▶ _WHAT YOU SHOULD DO_
Rewrite the records below, putting "RETURN POLICY" wherever "REFUND POLICY" appears and leaving everything else unchanged.

▶ _DATA SUPPLIED_
▼

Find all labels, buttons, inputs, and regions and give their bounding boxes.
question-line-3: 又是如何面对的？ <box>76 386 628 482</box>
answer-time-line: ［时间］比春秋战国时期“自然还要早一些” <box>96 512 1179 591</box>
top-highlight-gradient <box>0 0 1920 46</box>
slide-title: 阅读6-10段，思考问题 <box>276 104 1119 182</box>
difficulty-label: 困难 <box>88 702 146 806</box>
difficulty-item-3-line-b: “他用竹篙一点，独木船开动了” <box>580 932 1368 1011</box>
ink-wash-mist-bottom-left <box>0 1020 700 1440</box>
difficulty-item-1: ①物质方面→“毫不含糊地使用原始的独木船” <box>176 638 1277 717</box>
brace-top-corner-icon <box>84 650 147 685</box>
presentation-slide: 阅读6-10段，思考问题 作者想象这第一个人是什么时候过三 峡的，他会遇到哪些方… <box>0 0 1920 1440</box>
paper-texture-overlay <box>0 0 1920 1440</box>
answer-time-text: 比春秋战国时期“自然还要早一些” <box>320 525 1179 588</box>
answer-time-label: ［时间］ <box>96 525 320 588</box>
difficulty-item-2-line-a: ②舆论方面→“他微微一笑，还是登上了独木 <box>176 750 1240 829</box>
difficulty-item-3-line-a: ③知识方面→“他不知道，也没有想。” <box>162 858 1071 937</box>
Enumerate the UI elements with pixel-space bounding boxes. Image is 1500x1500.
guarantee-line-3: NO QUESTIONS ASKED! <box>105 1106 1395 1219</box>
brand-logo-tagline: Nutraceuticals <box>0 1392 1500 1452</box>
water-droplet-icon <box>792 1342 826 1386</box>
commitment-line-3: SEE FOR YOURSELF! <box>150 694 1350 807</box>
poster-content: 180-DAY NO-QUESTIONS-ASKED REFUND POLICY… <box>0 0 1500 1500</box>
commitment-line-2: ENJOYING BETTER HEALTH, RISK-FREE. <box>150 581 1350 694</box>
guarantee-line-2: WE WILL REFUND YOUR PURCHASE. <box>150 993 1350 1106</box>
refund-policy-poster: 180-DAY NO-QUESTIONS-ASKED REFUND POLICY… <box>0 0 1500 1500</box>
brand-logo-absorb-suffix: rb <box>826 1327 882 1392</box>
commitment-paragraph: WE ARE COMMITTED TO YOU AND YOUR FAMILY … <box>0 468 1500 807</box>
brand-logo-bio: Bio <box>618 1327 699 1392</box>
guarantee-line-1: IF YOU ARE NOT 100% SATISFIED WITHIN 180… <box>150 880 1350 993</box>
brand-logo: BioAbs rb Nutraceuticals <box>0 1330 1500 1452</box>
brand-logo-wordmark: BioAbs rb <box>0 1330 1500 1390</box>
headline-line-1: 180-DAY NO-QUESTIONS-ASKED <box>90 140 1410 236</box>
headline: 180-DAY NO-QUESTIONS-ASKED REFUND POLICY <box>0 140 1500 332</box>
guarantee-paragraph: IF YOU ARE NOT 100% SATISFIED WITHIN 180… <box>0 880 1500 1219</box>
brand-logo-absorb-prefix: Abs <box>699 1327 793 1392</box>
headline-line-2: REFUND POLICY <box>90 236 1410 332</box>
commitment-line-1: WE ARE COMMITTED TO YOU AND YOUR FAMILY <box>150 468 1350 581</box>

▲

▶ _IN RESPONSE_
Find all labels, buttons, inputs, and regions and give their bounding boxes.
question-line-3: 又是如何面对的？ <box>76 386 628 482</box>
answer-time-line: ［时间］比春秋战国时期“自然还要早一些” <box>96 512 1179 591</box>
top-highlight-gradient <box>0 0 1920 46</box>
slide-title: 阅读6-10段，思考问题 <box>276 104 1119 182</box>
difficulty-label: 困难 <box>88 702 146 806</box>
difficulty-item-3-line-b: “他用竹篙一点，独木船开动了” <box>580 932 1368 1011</box>
ink-wash-mist-bottom-left <box>0 1020 700 1440</box>
difficulty-item-1: ①物质方面→“毫不含糊地使用原始的独木船” <box>176 638 1277 717</box>
brace-top-corner-icon <box>84 650 147 685</box>
presentation-slide: 阅读6-10段，思考问题 作者想象这第一个人是什么时候过三 峡的，他会遇到哪些方… <box>0 0 1920 1440</box>
paper-texture-overlay <box>0 0 1920 1440</box>
answer-time-text: 比春秋战国时期“自然还要早一些” <box>320 525 1179 588</box>
answer-time-label: ［时间］ <box>96 525 320 588</box>
difficulty-item-2-line-a: ②舆论方面→“他微微一笑，还是登上了独木 <box>176 750 1240 829</box>
difficulty-item-3-line-a: ③知识方面→“他不知道，也没有想。” <box>162 858 1071 937</box>
Enumerate the UI elements with pixel-space bounding boxes. Image is 1500x1500.
guarantee-line-3: NO QUESTIONS ASKED! <box>105 1106 1395 1219</box>
brand-logo-tagline: Nutraceuticals <box>0 1392 1500 1452</box>
water-droplet-icon <box>792 1342 826 1386</box>
commitment-line-3: SEE FOR YOURSELF! <box>150 694 1350 807</box>
poster-content: 180-DAY NO-QUESTIONS-ASKED RETURN POLICY… <box>0 0 1500 1500</box>
commitment-line-2: ENJOYING BETTER HEALTH, RISK-FREE. <box>150 581 1350 694</box>
guarantee-line-2: WE WILL REFUND YOUR PURCHASE. <box>150 993 1350 1106</box>
refund-policy-poster: 180-DAY NO-QUESTIONS-ASKED RETURN POLICY… <box>0 0 1500 1500</box>
brand-logo-absorb-suffix: rb <box>826 1327 882 1392</box>
commitment-paragraph: WE ARE COMMITTED TO YOU AND YOUR FAMILY … <box>0 468 1500 807</box>
brand-logo-bio: Bio <box>618 1327 699 1392</box>
guarantee-line-1: IF YOU ARE NOT 100% SATISFIED WITHIN 180… <box>150 880 1350 993</box>
brand-logo: BioAbs rb Nutraceuticals <box>0 1330 1500 1452</box>
brand-logo-wordmark: BioAbs rb <box>0 1330 1500 1390</box>
headline-line-1: 180-DAY NO-QUESTIONS-ASKED <box>90 140 1410 236</box>
headline: 180-DAY NO-QUESTIONS-ASKED RETURN POLICY <box>0 140 1500 332</box>
guarantee-paragraph: IF YOU ARE NOT 100% SATISFIED WITHIN 180… <box>0 880 1500 1219</box>
brand-logo-absorb-prefix: Abs <box>699 1327 793 1392</box>
headline-line-2: RETURN POLICY <box>90 236 1410 332</box>
commitment-line-1: WE ARE COMMITTED TO YOU AND YOUR FAMILY <box>150 468 1350 581</box>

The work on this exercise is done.